--- start Stored records ---
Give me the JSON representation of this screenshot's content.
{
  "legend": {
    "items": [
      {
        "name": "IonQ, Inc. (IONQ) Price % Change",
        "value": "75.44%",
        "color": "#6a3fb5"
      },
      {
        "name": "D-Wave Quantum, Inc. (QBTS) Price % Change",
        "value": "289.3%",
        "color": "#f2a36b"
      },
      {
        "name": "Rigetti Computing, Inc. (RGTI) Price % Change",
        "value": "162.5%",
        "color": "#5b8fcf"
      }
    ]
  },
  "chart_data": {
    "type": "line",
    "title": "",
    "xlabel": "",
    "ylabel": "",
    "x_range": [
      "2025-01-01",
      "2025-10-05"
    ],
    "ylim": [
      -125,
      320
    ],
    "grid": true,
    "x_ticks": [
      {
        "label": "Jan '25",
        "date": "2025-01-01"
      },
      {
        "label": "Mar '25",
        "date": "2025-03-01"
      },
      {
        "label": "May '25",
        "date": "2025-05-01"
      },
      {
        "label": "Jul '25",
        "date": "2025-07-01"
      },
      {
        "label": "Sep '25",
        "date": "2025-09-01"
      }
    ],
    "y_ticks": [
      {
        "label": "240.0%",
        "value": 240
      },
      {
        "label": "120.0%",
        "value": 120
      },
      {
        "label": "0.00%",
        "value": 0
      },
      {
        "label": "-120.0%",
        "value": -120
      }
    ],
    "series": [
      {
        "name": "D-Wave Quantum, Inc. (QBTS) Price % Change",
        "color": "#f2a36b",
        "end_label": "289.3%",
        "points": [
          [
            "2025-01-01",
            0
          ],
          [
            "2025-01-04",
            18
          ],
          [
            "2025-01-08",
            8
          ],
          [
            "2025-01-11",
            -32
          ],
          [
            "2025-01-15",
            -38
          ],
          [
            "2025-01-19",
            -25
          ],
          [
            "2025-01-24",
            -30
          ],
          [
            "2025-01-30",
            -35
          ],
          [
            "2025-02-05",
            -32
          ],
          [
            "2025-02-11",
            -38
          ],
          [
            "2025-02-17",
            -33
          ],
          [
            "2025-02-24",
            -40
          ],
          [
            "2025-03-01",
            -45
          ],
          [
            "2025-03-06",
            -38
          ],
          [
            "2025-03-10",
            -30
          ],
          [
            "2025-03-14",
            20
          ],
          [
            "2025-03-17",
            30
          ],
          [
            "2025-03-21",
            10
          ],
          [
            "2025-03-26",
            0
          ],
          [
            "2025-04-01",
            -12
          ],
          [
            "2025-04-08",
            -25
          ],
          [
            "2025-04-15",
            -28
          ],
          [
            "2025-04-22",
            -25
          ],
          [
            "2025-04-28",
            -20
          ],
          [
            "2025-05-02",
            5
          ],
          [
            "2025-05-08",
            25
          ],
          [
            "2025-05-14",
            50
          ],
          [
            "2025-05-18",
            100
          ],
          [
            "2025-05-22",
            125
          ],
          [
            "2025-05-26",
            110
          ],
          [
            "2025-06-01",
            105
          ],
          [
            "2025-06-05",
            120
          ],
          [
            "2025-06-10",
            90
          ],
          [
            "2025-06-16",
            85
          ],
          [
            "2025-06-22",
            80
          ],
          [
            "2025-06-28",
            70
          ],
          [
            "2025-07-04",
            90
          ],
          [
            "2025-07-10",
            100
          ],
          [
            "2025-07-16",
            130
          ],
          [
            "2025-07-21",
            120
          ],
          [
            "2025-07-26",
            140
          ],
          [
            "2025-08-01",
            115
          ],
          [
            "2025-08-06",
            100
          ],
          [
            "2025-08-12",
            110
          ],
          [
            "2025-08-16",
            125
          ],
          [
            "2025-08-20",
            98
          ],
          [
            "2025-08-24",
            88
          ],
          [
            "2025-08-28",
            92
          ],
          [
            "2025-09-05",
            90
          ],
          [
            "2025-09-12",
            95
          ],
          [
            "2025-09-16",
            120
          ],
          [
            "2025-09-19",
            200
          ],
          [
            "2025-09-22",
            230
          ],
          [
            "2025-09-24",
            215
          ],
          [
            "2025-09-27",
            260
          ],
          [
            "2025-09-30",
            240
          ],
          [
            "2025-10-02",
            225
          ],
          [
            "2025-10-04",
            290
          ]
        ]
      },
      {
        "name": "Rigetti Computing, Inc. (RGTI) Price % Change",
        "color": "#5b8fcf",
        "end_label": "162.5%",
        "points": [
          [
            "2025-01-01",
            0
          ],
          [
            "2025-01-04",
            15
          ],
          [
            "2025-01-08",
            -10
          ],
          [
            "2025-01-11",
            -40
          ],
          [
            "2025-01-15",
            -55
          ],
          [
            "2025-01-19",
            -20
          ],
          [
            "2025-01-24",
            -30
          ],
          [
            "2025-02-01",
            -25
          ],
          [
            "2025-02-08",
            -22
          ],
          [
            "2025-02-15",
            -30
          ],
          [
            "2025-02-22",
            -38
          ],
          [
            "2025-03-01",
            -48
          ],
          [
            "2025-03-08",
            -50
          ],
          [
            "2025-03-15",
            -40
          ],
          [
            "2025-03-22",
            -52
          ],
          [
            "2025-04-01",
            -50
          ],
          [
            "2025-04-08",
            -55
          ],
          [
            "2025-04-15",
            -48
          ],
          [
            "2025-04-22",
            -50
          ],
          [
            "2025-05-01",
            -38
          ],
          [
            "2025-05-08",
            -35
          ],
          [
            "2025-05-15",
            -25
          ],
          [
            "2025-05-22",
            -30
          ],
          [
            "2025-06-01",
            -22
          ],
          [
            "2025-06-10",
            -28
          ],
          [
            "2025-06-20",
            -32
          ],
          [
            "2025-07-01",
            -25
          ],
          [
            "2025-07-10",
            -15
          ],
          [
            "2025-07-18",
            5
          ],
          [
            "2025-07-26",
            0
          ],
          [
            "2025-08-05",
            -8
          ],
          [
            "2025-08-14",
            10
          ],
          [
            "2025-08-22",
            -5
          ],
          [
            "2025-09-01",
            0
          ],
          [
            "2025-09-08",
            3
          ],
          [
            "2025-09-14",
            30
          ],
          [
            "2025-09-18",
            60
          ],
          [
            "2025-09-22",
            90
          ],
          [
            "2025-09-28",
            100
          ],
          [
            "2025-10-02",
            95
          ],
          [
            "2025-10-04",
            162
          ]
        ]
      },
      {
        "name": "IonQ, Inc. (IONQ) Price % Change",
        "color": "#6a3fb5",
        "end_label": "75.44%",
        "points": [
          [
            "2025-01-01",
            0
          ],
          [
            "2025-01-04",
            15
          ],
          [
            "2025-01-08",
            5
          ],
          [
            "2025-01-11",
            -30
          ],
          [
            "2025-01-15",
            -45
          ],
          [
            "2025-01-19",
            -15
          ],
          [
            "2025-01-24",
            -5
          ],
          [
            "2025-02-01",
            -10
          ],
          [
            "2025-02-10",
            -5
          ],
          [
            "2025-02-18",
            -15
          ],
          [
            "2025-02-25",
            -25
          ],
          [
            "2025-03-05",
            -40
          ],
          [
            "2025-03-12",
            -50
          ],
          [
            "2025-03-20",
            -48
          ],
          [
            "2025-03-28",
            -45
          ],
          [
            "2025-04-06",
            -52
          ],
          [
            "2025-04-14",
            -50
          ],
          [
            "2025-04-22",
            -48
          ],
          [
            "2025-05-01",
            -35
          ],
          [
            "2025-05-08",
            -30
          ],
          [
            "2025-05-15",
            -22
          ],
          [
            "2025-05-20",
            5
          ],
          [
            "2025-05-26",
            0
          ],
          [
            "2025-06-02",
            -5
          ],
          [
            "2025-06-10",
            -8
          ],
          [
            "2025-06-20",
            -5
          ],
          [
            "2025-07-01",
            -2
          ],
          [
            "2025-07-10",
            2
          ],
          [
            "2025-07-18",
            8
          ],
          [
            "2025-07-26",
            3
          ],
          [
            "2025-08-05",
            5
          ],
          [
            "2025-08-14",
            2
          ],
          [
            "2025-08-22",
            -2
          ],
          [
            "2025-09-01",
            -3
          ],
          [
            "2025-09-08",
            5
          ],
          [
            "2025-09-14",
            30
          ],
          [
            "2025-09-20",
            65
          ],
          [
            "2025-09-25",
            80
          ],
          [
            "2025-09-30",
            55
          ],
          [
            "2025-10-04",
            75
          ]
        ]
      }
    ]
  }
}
--- end Stored records ---
Of all the lines in the listing above, how many contain the word "date"? Answer with the number alone.

# [Complete response]
5